* [Problem requirements] Provide an exact reproduction of every entry.
»»
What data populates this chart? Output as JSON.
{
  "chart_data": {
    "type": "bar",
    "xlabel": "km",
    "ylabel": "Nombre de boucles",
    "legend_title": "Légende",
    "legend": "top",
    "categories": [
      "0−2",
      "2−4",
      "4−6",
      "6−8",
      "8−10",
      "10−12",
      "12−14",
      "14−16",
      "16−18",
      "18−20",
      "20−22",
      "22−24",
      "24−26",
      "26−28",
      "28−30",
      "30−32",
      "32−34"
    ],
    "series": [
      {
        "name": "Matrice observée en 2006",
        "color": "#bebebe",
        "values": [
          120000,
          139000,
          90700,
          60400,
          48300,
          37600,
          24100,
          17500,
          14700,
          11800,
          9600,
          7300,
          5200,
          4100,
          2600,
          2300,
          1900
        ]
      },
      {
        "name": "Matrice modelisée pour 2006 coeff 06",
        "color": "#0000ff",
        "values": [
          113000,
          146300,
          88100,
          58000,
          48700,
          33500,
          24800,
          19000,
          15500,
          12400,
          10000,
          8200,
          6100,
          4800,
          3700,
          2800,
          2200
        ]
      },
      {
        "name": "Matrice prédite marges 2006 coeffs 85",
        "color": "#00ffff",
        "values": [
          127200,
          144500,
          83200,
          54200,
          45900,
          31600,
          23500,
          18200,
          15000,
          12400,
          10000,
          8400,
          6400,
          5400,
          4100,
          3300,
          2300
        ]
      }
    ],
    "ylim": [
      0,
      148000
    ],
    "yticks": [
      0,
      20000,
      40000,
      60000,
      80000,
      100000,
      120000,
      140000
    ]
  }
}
««
* [Full response]
What data populates this chart? Output as JSON.
{
  "chart_data": {
    "type": "bar",
    "xlabel": "km",
    "ylabel": "Nombre de boucles",
    "legend_title": "Légende",
    "legend": "top",
    "categories": [
      "0−2",
      "2−4",
      "4−6",
      "6−8",
      "8−10",
      "10−12",
      "12−14",
      "14−16",
      "16−18",
      "18−20",
      "20−22",
      "22−24",
      "24−26",
      "26−28",
      "28−30",
      "30−32",
      "32−34"
    ],
    "series": [
      {
        "name": "Matrice observée en 2006",
        "color": "#bebebe",
        "values": [
          120000,
          139000,
          90700,
          60400,
          48300,
          37600,
          24100,
          17500,
          14700,
          11800,
          9600,
          7300,
          5200,
          4100,
          2600,
          2300,
          1900
        ]
      },
      {
        "name": "Matrice modelisée pour 2006 coeff 06",
        "color": "#0000ff",
        "values": [
          113000,
          146300,
          88100,
          58000,
          48700,
          33500,
          24800,
          19000,
          15500,
          12400,
          10000,
          8200,
          6100,
          4800,
          3700,
          2800,
          2200
        ]
      },
      {
        "name": "Matrice prédite marges 2006 coeffs 85",
        "color": "#00ffff",
        "values": [
          127200,
          144500,
          83200,
          54200,
          45900,
          31600,
          23500,
          18200,
          15000,
          12400,
          10000,
          8400,
          6400,
          5400,
          4100,
          3300,
          2300
        ]
      }
    ],
    "ylim": [
      0,
      148000
    ],
    "yticks": [
      0,
      20000,
      40000,
      60000,
      80000,
      100000,
      120000,
      140000
    ]
  }
}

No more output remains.